Start of EXCERPT
However, looking at the equation, the $(A - \alpha I)v$ is the only term that does not appear proportional to $\epsilon$. Why is this interesting? Well, because if it were not dependent on $\epsilon$ at all, the equation could not have a solution -- since $\epsilon$ is essentially arbitrary, taking the limit as $\epsilon \to 0$ would create an inconsistent equation. The fix is to recognize that $v$ depends on $\epsilon$, and really it must be at least proportional. More precisely, it should be
$$ v = w_{0} + \epsilon w_{1} + \epsilon^{2} w_{2} + (\mathrm{higher \ order \ terms}). $$
I am making a bold assumption that $v$ is essentially analytic in $\epsilon$, but since we are basically solving a polynomial equation ($\gamma$ is also analytic in $\epsilon$), it seems reasonable. This is where the approximation comes in anyway.
Now, note that the $w_{0}$ must be zero, since as $\epsilon \to 0$, we must have $u+v \to u$.
Basically, if $\epsilon$ is quite small, then $v \approx \epsilon w$. Furthermore,
\begin{align*}
\epsilon(B - \gamma I)u + ((A - \alpha I) + \epsilon (B - \gamma I))v
&= \epsilon(B - \gamma I)u + ((A - \alpha I) + \epsilon (B - \gamma I))\epsilon w \\
&= \epsilon(B - \gamma I)u + \epsilon (A - \alpha I) w
+ \epsilon^{2} (B - \gamma I) w \\
&\approx \epsilon (B - \gamma I)u + \epsilon (A - \alpha I)
\end{align*}
because $\epsilon^{2} \approx 0$.
Therefore, dividing out by $\epsilon$, in the end we are just solving
$$ (B - \gamma I)u + (A - \alpha I) w = 0 $$
or really
$$ (B - \gamma I)u = -(A - \alpha I) w. $$
Now, $-(A - \alpha I) w$ is some unknown vector in the columnspace of $(A - \alpha I)$.
Knowing this allows to solve for $\gamma$. Once we have done this, the term $(B - \gamma I)u$ becomes a known vector and we are just solving a linear equation.
End of EXCERPT
Start of RECORD EXCERPTS
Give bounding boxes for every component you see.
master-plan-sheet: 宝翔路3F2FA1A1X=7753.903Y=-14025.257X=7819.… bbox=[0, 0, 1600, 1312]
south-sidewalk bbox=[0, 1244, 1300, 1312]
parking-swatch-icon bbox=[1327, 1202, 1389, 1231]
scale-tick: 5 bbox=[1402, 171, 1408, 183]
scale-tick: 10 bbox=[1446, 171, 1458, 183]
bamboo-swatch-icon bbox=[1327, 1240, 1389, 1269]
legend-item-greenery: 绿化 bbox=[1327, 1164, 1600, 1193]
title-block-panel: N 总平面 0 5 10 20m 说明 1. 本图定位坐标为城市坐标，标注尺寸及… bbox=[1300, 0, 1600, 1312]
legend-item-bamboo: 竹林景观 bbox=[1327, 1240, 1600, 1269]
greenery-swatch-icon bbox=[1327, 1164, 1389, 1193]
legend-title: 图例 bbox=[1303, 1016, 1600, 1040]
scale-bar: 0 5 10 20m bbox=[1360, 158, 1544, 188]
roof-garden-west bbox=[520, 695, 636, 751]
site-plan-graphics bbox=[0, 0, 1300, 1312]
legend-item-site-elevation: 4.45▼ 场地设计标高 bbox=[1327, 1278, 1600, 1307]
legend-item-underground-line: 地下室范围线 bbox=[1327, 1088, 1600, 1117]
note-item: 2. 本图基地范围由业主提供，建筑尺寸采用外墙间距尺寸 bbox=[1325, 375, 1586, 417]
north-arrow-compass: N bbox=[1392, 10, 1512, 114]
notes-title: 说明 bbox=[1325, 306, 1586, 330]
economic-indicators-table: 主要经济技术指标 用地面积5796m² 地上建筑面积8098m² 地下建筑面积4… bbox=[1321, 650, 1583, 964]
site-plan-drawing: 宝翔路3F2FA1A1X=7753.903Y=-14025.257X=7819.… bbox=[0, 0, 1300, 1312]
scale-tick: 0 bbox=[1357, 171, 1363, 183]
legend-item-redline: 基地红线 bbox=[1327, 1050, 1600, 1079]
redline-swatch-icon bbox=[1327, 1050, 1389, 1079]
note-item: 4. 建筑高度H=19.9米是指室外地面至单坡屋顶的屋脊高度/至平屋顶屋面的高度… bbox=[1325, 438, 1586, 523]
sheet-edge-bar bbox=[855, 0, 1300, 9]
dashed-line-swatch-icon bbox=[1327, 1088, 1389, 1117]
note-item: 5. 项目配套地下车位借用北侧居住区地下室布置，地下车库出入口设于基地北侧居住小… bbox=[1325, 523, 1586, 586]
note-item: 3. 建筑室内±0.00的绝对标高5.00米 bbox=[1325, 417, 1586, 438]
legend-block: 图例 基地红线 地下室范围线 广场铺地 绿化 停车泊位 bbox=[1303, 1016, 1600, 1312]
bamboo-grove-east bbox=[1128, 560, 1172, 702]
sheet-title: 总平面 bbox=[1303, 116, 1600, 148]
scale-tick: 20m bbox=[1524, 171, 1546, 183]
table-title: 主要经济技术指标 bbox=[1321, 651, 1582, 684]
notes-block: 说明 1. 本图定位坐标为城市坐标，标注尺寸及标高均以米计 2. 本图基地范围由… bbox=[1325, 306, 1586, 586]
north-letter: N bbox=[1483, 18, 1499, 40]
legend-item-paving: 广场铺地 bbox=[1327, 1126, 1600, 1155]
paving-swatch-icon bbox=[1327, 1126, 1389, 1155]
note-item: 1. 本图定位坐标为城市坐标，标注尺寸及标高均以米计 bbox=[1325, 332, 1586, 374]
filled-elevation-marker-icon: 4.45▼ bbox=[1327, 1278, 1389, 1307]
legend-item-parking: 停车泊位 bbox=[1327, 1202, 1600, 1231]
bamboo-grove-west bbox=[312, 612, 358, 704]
End of RECORD EXCERPTS
-- WHAT TO DO --
1. Name every Greek letter used as a symbol in the excerpt's math.
2. Transcribe the excerpt, beginning at the words "Knowing this allows" and stopping after "a linear equation.".
The data is not needed for any of this work.

-- TASK RESULTS --
1. alpha (α), gamma (γ), epsilon (ε)

2.
Knowing this allows to solve for $\gamma$. Once we have done this, the term $(B - \gamma I)u$ becomes a known vector and we are just solving a linear equation.